What must be handed in is the entire listing, exactly as written, with no pictures.
START Records to process
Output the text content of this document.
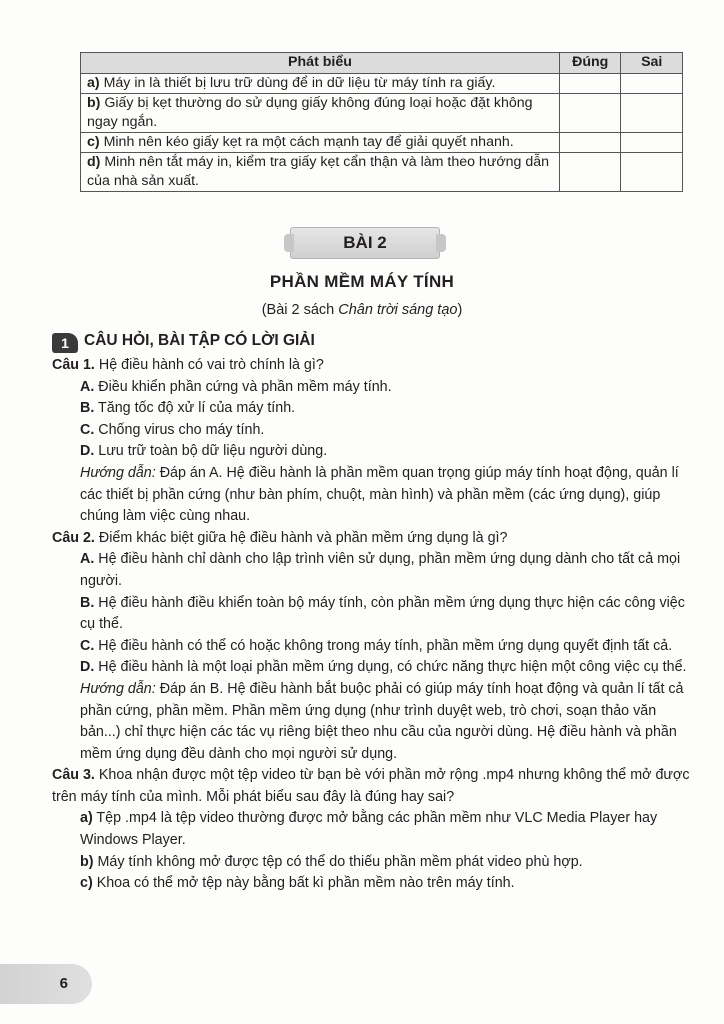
Phát biểu	Đúng	Sai
a) Máy in là thiết bị lưu trữ dùng để in dữ liệu từ máy tính ra giấy.		
b) Giấy bị kẹt thường do sử dụng giấy không đúng loại hoặc đặt không ngay ngắn.		
c) Minh nên kéo giấy kẹt ra một cách mạnh tay để giải quyết nhanh.		
d) Minh nên tắt máy in, kiểm tra giấy kẹt cẩn thận và làm theo hướng dẫn của nhà sản xuất.		
BÀI 2
PHẦN MỀM MÁY TÍNH
(Bài 2 sách Chân trời sáng tạo)
1 CÂU HỎI, BÀI TẬP CÓ LỜI GIẢI

Câu 1. Hệ điều hành có vai trò chính là gì?

A. Điều khiển phần cứng và phần mềm máy tính.

B. Tăng tốc độ xử lí của máy tính.

C. Chống virus cho máy tính.

D. Lưu trữ toàn bộ dữ liệu người dùng.

Hướng dẫn: Đáp án A. Hệ điều hành là phần mềm quan trọng giúp máy tính hoạt động, quản lí các thiết bị phần cứng (như bàn phím, chuột, màn hình) và phần mềm (các ứng dụng), giúp chúng làm việc cùng nhau.

Câu 2. Điểm khác biệt giữa hệ điều hành và phần mềm ứng dụng là gì?

A. Hệ điều hành chỉ dành cho lập trình viên sử dụng, phần mềm ứng dụng dành cho tất cả mọi người.

B. Hệ điều hành điều khiển toàn bộ máy tính, còn phần mềm ứng dụng thực hiện các công việc cụ thể.

C. Hệ điều hành có thể có hoặc không trong máy tính, phần mềm ứng dụng quyết định tất cả.

D. Hệ điều hành là một loại phần mềm ứng dụng, có chức năng thực hiện một công việc cụ thể.

Hướng dẫn: Đáp án B. Hệ điều hành bắt buộc phải có giúp máy tính hoạt động và quản lí tất cả phần cứng, phần mềm. Phần mềm ứng dụng (như trình duyệt web, trò chơi, soạn thảo văn bản...) chỉ thực hiện các tác vụ riêng biệt theo nhu cầu của người dùng. Hệ điều hành và phần mềm ứng dụng đều dành cho mọi người sử dụng.

Câu 3. Khoa nhận được một tệp video từ bạn bè với phần mở rộng .mp4 nhưng không thể mở được trên máy tính của mình. Mỗi phát biểu sau đây là đúng hay sai?

a) Tệp .mp4 là tệp video thường được mở bằng các phần mềm như VLC Media Player hay Windows Player.

b) Máy tính không mở được tệp có thể do thiếu phần mềm phát video phù hợp.

c) Khoa có thể mở tệp này bằng bất kì phần mềm nào trên máy tính.

6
END Records to process
Solution.
Output the text content of this document.
Phát biểu	Đúng	Sai
a) Máy in là thiết bị lưu trữ dùng để in dữ liệu từ máy tính ra giấy.		
b) Giấy bị kẹt thường do sử dụng giấy không đúng loại hoặc đặt không ngay ngắn.		
c) Minh nên kéo giấy kẹt ra một cách mạnh tay để giải quyết nhanh.		
d) Minh nên tắt máy in, kiểm tra giấy kẹt cẩn thận và làm theo hướng dẫn của nhà sản xuất.		
BÀI 2
PHẦN MỀM MÁY TÍNH
(Bài 2 sách Chân trời sáng tạo)
1 CÂU HỎI, BÀI TẬP CÓ LỜI GIẢI

Câu 1. Hệ điều hành có vai trò chính là gì?

A. Điều khiển phần cứng và phần mềm máy tính.

B. Tăng tốc độ xử lí của máy tính.

C. Chống virus cho máy tính.

D. Lưu trữ toàn bộ dữ liệu người dùng.

Hướng dẫn: Đáp án A. Hệ điều hành là phần mềm quan trọng giúp máy tính hoạt động, quản lí các thiết bị phần cứng (như bàn phím, chuột, màn hình) và phần mềm (các ứng dụng), giúp chúng làm việc cùng nhau.

Câu 2. Điểm khác biệt giữa hệ điều hành và phần mềm ứng dụng là gì?

A. Hệ điều hành chỉ dành cho lập trình viên sử dụng, phần mềm ứng dụng dành cho tất cả mọi người.

B. Hệ điều hành điều khiển toàn bộ máy tính, còn phần mềm ứng dụng thực hiện các công việc cụ thể.

C. Hệ điều hành có thể có hoặc không trong máy tính, phần mềm ứng dụng quyết định tất cả.

D. Hệ điều hành là một loại phần mềm ứng dụng, có chức năng thực hiện một công việc cụ thể.

Hướng dẫn: Đáp án B. Hệ điều hành bắt buộc phải có giúp máy tính hoạt động và quản lí tất cả phần cứng, phần mềm. Phần mềm ứng dụng (như trình duyệt web, trò chơi, soạn thảo văn bản...) chỉ thực hiện các tác vụ riêng biệt theo nhu cầu của người dùng. Hệ điều hành và phần mềm ứng dụng đều dành cho mọi người sử dụng.

Câu 3. Khoa nhận được một tệp video từ bạn bè với phần mở rộng .mp4 nhưng không thể mở được trên máy tính của mình. Mỗi phát biểu sau đây là đúng hay sai?

a) Tệp .mp4 là tệp video thường được mở bằng các phần mềm như VLC Media Player hay Windows Player.

b) Máy tính không mở được tệp có thể do thiếu phần mềm phát video phù hợp.

c) Khoa có thể mở tệp này bằng bất kì phần mềm nào trên máy tính.

6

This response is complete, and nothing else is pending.